Planetary Health
Planetary Health (auch PH oder Planetare Gesundheit) ist ein Konzept, welches ursprünglich aus der MedizinerInnenausbildung stammt, aber auch für anderen Bereichen der Bildung vielversprechend ist (vgl. Lathan/Mönter/Wittlich 2024). Im Grundsatz untersucht Planetary Health, wie die Gesundheit des Menschen durch die Gesundheit des Planeten beeinflusst wird und wie menschliches Verhalten die Gesundheit der natürlichen Systeme beeinflusst. Whitmee begründet die Notwendigkeit der PH so: “Environmental threats to human health and human civilisation will be characterized by surprise and uncertainty. Our societies face clear and potent dangers that require urgent and transformative actions to protect present and future generations.” (Whitmee u.a. 2015, S. 1974). Die beschriebenen Unsicherheiten und Überraschungen nehmen im Anthropozän stetig zu. Deshalb stehen im Zentrum der PH auch besonders Handlungsoptionen, die negative Auswirkungen auf die natürlichen Systeme verhindern, aber auch helfen sollen, dass Menschen sich vor den neu auftretenden klimawandelbedingten Gesundheitsrisiken schützen können. Entscheidend ist, dass der Mensch Teil der Umwelt und abhängig von den natürlichen Systemen ist:
„Planetary Health beschreibt demnach die Intaktheit der Beziehungen innerhalb, von und zwischen planetaren Ökosystemen als Voraussetzung für das Wohlergehen der menschlichen Zivilisation. Dabei ist Planetary Health untrennbar verbunden mit der Erarbeitung von Lösungen, angefangen z.B. bei der Modellierung, welche Form der Ernährung gesund ist für Menschen und unseren Planeten, bis hin zu der Entwicklung von Narrativen, die wichtig sind für das Gelingen der Transformation.“ (Schulz/Herrmann 2021, S. 4)

**Gegebene Daten:**
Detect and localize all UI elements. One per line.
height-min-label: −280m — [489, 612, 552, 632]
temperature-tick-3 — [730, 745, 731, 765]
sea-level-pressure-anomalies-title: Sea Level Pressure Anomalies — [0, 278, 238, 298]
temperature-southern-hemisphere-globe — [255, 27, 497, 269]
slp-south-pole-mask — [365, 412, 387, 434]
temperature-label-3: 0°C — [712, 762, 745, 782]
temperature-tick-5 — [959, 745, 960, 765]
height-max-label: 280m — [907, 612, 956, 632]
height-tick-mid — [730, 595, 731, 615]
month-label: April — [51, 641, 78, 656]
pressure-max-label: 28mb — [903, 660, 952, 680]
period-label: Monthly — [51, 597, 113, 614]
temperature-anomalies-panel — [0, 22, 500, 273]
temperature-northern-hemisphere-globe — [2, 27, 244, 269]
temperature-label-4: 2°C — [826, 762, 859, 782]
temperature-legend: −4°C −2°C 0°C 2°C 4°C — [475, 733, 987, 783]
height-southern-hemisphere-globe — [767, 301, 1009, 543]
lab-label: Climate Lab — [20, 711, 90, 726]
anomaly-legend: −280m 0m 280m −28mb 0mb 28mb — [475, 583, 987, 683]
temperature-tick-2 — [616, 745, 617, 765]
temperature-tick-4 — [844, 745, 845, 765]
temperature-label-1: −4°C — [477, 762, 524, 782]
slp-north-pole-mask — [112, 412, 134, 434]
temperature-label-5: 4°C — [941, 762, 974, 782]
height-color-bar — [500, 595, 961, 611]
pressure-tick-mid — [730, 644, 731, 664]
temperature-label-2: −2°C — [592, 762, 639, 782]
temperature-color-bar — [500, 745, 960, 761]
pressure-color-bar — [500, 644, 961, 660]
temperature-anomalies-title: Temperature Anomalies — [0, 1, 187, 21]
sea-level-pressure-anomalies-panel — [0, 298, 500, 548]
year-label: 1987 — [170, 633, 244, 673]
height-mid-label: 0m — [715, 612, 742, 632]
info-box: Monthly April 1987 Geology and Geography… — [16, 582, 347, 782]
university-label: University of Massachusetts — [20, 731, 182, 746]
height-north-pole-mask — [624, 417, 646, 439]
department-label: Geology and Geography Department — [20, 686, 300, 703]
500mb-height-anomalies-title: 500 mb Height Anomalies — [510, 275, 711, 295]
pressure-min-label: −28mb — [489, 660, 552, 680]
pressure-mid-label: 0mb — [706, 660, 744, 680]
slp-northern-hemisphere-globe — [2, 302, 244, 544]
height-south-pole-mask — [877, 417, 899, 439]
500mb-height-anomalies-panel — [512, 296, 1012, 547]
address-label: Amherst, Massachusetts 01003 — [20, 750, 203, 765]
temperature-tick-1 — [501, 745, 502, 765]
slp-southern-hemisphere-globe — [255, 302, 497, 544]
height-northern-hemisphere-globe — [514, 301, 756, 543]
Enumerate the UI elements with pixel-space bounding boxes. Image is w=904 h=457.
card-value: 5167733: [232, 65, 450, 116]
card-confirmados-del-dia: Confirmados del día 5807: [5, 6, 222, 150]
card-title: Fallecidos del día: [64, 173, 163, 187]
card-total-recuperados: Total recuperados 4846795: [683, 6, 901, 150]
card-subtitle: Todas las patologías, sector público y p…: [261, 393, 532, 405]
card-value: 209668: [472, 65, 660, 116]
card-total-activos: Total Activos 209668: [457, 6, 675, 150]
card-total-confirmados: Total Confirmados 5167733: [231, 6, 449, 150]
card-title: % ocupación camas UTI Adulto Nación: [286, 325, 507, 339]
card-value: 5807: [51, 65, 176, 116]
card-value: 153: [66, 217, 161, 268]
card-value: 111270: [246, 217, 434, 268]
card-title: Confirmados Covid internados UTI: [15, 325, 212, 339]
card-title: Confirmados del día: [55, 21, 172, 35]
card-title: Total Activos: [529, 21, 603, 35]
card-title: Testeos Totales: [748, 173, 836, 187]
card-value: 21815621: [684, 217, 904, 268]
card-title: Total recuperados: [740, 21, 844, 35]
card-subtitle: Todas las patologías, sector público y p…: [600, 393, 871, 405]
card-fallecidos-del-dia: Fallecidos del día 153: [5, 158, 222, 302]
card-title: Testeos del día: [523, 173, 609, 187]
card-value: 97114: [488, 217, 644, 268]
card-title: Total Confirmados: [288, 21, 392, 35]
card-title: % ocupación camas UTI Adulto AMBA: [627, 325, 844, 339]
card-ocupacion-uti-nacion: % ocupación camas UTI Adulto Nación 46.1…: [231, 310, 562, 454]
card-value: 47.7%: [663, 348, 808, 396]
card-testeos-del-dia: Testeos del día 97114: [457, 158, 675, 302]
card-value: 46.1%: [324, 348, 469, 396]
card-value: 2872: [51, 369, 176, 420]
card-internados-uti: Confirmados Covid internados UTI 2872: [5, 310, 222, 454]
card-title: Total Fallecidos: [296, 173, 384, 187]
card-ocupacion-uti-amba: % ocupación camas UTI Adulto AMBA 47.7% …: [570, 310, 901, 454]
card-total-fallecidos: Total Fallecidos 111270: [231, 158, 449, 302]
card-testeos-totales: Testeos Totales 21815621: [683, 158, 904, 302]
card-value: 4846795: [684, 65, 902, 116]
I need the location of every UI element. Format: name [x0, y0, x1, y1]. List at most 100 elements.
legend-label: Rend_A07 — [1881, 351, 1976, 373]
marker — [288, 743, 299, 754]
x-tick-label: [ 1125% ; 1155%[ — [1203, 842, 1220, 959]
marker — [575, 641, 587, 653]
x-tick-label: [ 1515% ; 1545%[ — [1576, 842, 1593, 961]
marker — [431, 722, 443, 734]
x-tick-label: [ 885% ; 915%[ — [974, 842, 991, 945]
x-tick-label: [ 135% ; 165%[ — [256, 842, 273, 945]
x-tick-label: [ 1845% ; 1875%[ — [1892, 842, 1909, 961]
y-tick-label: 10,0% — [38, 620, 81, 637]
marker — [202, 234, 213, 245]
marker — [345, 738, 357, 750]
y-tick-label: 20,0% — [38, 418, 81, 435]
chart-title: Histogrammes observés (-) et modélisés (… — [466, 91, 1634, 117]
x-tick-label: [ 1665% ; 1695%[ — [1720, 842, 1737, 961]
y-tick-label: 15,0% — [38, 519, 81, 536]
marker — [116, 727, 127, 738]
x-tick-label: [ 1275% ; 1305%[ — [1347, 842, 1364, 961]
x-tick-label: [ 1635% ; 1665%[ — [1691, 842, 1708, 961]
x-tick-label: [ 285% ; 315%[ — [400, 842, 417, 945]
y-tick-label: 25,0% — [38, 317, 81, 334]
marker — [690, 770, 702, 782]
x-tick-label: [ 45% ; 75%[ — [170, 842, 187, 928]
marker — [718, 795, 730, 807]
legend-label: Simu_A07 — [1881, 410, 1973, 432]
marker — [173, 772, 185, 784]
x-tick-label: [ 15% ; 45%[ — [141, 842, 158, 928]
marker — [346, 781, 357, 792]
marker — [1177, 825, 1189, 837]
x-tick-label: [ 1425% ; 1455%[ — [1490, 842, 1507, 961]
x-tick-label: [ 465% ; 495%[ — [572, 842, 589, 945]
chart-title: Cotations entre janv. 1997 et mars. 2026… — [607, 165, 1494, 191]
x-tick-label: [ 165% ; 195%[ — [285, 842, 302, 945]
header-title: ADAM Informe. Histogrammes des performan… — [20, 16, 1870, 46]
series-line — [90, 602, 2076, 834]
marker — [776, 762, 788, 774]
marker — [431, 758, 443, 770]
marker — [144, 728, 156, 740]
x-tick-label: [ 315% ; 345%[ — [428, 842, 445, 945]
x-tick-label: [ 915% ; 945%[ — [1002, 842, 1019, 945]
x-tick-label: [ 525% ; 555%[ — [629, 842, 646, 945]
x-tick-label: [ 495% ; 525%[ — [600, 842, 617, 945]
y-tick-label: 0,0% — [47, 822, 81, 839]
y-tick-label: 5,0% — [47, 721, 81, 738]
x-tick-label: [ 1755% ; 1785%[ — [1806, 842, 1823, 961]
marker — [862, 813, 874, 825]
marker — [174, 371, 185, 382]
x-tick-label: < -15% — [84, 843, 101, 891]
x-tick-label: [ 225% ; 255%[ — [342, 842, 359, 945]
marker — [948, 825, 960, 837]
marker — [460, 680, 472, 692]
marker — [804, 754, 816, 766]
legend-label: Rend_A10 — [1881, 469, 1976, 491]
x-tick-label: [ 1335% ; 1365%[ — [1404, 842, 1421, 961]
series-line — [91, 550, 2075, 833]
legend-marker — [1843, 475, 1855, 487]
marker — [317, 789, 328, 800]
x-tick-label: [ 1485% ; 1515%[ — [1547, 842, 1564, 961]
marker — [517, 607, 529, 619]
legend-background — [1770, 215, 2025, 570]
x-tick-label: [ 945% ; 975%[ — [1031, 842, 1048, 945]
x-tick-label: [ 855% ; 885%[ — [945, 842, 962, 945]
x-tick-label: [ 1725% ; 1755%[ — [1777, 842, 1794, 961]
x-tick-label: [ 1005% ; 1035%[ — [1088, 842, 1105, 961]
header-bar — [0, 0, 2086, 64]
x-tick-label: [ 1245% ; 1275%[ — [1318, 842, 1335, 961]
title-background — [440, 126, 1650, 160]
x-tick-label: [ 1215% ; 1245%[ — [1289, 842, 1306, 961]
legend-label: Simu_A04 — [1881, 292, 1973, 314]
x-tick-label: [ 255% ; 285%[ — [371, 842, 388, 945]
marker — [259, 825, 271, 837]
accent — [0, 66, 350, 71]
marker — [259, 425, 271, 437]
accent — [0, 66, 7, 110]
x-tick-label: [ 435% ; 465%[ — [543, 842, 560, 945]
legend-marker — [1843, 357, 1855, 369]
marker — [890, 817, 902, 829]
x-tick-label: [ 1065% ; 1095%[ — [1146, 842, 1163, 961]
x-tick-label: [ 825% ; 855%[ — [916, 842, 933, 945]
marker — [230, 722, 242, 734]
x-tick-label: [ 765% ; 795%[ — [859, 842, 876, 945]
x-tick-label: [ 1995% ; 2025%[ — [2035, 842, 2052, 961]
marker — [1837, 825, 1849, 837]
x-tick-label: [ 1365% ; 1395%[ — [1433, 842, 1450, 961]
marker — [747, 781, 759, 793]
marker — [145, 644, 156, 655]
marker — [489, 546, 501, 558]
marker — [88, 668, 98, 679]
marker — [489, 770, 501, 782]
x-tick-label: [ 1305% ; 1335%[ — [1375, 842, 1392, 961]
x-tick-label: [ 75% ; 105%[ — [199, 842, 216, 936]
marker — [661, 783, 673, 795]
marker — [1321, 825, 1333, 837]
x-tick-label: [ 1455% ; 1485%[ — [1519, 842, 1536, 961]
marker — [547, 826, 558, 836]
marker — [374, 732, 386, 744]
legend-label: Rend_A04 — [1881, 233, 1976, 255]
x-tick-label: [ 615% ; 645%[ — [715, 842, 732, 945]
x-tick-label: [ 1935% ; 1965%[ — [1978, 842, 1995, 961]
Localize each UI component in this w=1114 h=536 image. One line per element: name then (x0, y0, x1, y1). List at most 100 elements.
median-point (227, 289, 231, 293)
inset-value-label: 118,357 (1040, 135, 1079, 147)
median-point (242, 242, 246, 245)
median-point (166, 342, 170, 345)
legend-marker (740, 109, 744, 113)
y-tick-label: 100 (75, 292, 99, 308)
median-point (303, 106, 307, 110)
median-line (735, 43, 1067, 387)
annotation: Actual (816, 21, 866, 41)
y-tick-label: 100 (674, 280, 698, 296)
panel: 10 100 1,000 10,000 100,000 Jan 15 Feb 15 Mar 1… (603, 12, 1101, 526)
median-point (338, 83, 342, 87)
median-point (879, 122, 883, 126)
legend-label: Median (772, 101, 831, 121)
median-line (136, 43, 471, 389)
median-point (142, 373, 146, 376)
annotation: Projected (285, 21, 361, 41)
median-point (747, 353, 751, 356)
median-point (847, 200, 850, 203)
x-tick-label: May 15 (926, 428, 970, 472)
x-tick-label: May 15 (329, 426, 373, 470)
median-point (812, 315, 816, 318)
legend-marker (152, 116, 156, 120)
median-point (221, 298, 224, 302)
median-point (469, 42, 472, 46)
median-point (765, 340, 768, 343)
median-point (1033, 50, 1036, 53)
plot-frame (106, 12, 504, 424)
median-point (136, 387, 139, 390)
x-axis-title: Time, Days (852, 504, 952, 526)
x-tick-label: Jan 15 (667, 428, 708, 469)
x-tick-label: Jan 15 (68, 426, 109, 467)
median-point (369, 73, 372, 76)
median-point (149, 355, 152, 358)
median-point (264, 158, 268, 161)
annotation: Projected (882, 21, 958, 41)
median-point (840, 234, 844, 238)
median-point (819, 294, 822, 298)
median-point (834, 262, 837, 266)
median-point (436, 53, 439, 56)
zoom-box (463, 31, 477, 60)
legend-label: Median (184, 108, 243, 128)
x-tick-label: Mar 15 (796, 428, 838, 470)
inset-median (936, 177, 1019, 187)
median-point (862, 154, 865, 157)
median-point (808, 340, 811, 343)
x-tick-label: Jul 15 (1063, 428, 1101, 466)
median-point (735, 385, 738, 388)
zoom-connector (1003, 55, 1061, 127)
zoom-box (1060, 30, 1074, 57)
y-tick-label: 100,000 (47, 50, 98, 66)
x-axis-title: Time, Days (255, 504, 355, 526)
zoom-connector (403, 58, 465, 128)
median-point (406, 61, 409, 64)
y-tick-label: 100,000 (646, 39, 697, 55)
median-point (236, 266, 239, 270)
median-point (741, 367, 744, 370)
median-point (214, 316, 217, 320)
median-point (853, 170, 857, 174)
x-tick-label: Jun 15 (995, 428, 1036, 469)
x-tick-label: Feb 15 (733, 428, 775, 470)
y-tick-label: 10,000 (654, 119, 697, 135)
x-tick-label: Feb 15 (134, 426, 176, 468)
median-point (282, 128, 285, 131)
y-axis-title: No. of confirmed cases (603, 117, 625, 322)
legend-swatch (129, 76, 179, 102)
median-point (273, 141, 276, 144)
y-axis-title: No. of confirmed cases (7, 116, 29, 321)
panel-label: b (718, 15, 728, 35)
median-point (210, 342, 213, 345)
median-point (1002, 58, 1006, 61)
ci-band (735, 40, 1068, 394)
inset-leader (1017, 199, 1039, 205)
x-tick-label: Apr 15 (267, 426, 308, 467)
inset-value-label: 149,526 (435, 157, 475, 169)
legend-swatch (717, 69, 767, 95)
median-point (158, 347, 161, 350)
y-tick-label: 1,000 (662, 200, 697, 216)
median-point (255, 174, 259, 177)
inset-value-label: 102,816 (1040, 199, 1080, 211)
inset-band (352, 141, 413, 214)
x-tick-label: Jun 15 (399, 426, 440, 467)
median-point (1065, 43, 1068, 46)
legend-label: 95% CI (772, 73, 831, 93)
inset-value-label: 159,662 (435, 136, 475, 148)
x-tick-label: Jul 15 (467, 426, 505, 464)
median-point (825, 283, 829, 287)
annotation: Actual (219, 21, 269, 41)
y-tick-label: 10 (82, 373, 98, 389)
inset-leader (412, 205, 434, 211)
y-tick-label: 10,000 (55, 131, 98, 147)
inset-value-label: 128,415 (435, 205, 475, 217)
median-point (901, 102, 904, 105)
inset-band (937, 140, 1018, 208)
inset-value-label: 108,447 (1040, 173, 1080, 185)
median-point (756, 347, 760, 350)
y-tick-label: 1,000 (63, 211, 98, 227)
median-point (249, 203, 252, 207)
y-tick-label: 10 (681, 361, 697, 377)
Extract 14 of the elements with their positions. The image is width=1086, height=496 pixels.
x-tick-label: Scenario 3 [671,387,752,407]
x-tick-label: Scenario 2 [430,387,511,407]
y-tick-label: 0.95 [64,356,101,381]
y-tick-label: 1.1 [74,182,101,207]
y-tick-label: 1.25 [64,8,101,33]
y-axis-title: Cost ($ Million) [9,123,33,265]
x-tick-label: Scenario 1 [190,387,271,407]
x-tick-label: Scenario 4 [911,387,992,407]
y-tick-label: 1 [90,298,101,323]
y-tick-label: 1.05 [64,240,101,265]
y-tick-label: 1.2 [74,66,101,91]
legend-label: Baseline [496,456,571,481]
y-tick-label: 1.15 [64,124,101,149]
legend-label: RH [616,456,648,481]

**Aufgabenstellung:**
A. Aus welchem Ausbildungsbereich stammt das Konzept Planetary Health laut dem Text über Planetary Health ursprünglich?
B. Benenne in der Zeilenliste vom Anfang bis einschließlich der Zeile mit „pressure-color-bar — [500, 644, 961, 660]“ jedes „temperature“ in „temp“ um. Gib nur diese Zeilen aus und lass sonst alles unverändert.

**Endergebnisse:**
A. Aus der MedizinerInnenausbildung.

B.
Detect and localize all UI elements. One per line.
height-min-label: −280m — [489, 612, 552, 632]
temp-tick-3 — [730, 745, 731, 765]
sea-level-pressure-anomalies-title: Sea Level Pressure Anomalies — [0, 278, 238, 298]
temp-southern-hemisphere-globe — [255, 27, 497, 269]
slp-south-pole-mask — [365, 412, 387, 434]
temp-label-3: 0°C — [712, 762, 745, 782]
temp-tick-5 — [959, 745, 960, 765]
height-max-label: 280m — [907, 612, 956, 632]
height-tick-mid — [730, 595, 731, 615]
month-label: April — [51, 641, 78, 656]
pressure-max-label: 28mb — [903, 660, 952, 680]
period-label: Monthly — [51, 597, 113, 614]
temp-anomalies-panel — [0, 22, 500, 273]
temp-northern-hemisphere-globe — [2, 27, 244, 269]
temp-label-4: 2°C — [826, 762, 859, 782]
temp-legend: −4°C −2°C 0°C 2°C 4°C — [475, 733, 987, 783]
height-southern-hemisphere-globe — [767, 301, 1009, 543]
lab-label: Climate Lab — [20, 711, 90, 726]
anomaly-legend: −280m 0m 280m −28mb 0mb 28mb — [475, 583, 987, 683]
temp-tick-2 — [616, 745, 617, 765]
temp-tick-4 — [844, 745, 845, 765]
temp-label-1: −4°C — [477, 762, 524, 782]
slp-north-pole-mask — [112, 412, 134, 434]
temp-label-5: 4°C — [941, 762, 974, 782]
height-color-bar — [500, 595, 961, 611]
pressure-tick-mid — [730, 644, 731, 664]
temp-label-2: −2°C — [592, 762, 639, 782]
temp-color-bar — [500, 745, 960, 761]
pressure-color-bar — [500, 644, 961, 660]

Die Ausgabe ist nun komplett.